Document passage:
Brett Favre says he hasn’t been back to Green Bay since the last game he played (and lost) against them with the Vikings in 2010. But he wants to come back, without being a distraction. So assume Favre still has hopes of being the Packers’ backup quarterback?

For whom the polls toll?

June 11, 2014

 

All you need to know about today’s Republican party. Eric Cantor just got knocked out in the GOP primary for being too moderate.

 

Eric Cantor’s team showed him with a 34 point lead over David Brat in late May. Yet another reason for the GOP to discount commie-pinko things like numbers

 

 

75.8% shooting in the first half by #Spurs. I was watching an #NBAFinals game and an #NBA All Star game broke out

 

 

If someone who was watching their first NBA game tonight was told in advance that it would be an aging team of veterans against a younger team of super stars, assume they would have figured the kids were the Spurs?

Study material:
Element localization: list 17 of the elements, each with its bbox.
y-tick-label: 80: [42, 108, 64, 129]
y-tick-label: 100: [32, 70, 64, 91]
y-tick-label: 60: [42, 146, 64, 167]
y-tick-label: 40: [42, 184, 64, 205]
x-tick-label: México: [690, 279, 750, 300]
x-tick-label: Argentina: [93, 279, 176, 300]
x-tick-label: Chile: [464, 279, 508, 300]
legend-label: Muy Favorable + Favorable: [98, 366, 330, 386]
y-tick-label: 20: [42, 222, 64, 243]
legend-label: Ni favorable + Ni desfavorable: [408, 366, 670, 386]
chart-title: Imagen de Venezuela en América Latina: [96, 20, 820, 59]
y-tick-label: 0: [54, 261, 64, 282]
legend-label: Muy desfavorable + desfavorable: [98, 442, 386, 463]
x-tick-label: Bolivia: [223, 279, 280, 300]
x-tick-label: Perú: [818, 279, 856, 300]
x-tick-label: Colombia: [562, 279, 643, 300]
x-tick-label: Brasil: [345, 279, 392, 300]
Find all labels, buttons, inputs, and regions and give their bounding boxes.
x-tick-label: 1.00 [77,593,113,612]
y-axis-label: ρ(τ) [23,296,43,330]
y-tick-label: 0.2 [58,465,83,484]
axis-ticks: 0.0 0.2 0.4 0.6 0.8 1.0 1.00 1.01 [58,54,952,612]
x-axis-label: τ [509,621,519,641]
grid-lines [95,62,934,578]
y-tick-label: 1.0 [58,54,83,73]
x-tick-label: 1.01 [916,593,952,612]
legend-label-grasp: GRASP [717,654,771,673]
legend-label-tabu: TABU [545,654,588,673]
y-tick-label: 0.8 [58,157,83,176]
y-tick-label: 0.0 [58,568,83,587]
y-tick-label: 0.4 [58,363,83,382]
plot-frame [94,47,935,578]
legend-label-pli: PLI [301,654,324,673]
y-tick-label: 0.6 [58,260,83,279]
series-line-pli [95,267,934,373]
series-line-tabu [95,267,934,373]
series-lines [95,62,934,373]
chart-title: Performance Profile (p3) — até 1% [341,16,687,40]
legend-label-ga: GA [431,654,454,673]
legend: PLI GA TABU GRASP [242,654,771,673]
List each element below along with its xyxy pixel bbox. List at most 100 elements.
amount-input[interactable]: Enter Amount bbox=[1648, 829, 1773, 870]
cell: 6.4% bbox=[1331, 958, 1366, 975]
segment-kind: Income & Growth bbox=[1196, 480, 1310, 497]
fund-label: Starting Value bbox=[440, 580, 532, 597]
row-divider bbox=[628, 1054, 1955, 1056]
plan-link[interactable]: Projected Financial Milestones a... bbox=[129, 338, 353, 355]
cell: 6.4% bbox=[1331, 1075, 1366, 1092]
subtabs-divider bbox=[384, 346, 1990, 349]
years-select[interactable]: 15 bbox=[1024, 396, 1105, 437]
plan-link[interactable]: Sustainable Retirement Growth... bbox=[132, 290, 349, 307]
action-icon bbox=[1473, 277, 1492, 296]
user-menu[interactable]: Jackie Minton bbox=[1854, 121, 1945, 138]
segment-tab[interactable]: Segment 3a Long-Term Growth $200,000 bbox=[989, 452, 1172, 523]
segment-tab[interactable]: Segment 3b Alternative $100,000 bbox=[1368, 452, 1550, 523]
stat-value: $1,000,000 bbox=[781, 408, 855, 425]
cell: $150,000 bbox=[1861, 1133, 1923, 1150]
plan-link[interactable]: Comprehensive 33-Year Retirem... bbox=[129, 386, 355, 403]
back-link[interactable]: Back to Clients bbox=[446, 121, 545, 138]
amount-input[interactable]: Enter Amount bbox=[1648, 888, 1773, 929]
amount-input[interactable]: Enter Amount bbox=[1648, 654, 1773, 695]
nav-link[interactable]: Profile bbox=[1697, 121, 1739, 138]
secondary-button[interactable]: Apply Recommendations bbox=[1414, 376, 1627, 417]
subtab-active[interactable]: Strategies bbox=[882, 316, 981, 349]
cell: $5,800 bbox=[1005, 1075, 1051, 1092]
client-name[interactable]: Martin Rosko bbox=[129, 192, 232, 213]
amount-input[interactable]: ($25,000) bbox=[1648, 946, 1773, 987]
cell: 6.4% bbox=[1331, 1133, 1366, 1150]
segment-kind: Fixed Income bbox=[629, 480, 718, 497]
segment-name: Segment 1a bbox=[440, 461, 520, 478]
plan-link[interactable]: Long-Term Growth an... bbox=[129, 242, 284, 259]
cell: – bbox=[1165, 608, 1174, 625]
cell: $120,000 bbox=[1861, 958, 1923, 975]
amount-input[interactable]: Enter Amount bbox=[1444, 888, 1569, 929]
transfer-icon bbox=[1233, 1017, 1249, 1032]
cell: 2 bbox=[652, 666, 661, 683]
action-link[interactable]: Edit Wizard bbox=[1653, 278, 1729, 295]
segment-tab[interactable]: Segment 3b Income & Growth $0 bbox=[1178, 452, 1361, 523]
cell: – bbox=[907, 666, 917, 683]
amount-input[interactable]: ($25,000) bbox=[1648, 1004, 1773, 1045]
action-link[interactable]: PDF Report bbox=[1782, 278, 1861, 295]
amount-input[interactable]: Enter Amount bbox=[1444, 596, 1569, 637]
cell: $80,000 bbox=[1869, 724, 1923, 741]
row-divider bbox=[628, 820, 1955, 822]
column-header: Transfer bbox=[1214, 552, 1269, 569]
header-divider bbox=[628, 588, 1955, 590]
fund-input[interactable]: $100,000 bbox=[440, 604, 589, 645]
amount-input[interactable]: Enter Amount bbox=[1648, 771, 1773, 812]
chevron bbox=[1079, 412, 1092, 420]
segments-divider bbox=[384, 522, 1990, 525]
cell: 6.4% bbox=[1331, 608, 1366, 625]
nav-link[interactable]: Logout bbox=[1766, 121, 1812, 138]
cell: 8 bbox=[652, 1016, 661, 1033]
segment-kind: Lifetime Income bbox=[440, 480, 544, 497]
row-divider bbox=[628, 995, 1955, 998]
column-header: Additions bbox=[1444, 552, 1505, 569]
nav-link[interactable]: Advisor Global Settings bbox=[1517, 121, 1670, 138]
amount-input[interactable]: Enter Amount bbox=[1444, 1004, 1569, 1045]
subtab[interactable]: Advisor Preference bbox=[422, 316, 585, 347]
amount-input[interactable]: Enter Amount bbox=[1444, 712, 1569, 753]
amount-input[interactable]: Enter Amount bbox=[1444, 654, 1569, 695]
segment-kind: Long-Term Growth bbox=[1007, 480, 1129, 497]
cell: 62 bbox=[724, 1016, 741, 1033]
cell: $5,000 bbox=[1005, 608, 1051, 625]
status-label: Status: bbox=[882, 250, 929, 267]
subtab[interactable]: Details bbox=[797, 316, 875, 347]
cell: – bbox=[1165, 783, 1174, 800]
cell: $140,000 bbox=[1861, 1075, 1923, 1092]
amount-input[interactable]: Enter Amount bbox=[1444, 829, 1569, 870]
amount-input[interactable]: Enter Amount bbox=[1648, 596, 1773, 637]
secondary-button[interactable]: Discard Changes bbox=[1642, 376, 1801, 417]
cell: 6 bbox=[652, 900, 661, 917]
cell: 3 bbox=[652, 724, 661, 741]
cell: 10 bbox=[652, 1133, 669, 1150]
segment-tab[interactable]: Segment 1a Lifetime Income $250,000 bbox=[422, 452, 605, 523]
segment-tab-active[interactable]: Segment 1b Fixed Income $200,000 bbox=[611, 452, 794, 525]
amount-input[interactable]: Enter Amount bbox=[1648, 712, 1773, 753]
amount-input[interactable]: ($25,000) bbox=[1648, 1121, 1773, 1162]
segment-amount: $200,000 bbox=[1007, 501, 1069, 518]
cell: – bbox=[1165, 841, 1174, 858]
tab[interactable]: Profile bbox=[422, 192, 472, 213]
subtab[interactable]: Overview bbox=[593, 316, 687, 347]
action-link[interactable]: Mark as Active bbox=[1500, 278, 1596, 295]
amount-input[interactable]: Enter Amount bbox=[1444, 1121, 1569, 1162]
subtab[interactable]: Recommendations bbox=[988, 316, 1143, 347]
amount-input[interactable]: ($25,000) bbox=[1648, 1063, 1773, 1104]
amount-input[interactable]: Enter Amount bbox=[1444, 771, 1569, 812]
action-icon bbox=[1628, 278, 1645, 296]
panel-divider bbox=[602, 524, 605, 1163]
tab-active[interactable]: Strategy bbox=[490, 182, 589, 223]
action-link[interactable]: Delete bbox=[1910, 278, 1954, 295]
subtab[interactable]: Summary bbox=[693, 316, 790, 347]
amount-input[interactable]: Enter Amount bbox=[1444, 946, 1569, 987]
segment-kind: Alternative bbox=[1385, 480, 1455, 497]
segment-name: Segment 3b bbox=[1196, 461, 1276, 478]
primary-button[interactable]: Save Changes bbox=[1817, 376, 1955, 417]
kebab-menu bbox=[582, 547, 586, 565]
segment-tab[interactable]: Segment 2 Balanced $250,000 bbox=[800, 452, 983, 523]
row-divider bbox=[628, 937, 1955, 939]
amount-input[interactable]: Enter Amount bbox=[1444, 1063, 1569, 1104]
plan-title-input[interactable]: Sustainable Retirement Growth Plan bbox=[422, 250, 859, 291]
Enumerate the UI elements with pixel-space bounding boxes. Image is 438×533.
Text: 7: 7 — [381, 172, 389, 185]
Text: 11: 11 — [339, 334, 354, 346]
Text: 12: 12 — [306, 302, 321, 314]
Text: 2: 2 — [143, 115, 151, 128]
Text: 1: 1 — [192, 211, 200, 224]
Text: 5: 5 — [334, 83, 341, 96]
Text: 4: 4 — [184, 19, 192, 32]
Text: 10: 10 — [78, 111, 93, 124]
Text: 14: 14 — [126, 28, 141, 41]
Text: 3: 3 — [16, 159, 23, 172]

What this exercise asks:
1. Repeat word for word the portion of the sports and politics quips that opens with the words containing "Brett Favre says" and closes with "Packers’ backup quarterback?".
2. Write the next part of the sports and politics quips, picking up after the last line shown.
You won't need the records for anything here.

Replies:
1.
Brett Favre says he hasn’t been back to Green Bay since the last game he played (and lost) against them with the Vikings in 2010. But he wants to come back, without being a distraction. So assume Favre still has hopes of being the Packers’ backup quarterback?

2.
Proof that the World Cup isn’t that big a deal in the U.S.: Brazil’s time zone is only an hour ahead of Eastern Daylight time. But matches will be shown in real time, not tape-delayed and “plausibly live.”

John Calipari turned down an $80 million, 10 year contract to coach the Cleveland Cavaliers. Meaning that the NCAA is at least a year from putting sanctions on Kentucky.

TCU (Texas Christian University) beat Pepperdine (a California Christian University) 6-5 yesterday to advance to the College World Series. So did God flip a coin to decide whose prayers to answer?

The Rays have had three straight shut-out losses. Is Tampa Bay trying to be the official MLB team of the World Cup?

Colts owner Robert Irsay, awaiting a hearing on his DUI arrest, gave an interview to the Indianapolis Star saying how addiction is a disease, but people don’t get help because of the stigma. Perhaps in his case, but how many people also don’t get help because of the cost of treatment and rehab?

 

If the four Americans killed in Benghazi had been on leave in Washington, D.C. and were fatally shot by some crazy guy with a handgun, the GOP would have forgotten about them. #sadbuttrue

 

I’m the least PC liberal I know, but George Will, really?? Talking about “sexual assault” only in quotations and saying that colleges are making “victimhood a coveted status that confers privileges.” Really? Makes Limbaugh’s “slut” comment about a woman using birth control almost seem quaint.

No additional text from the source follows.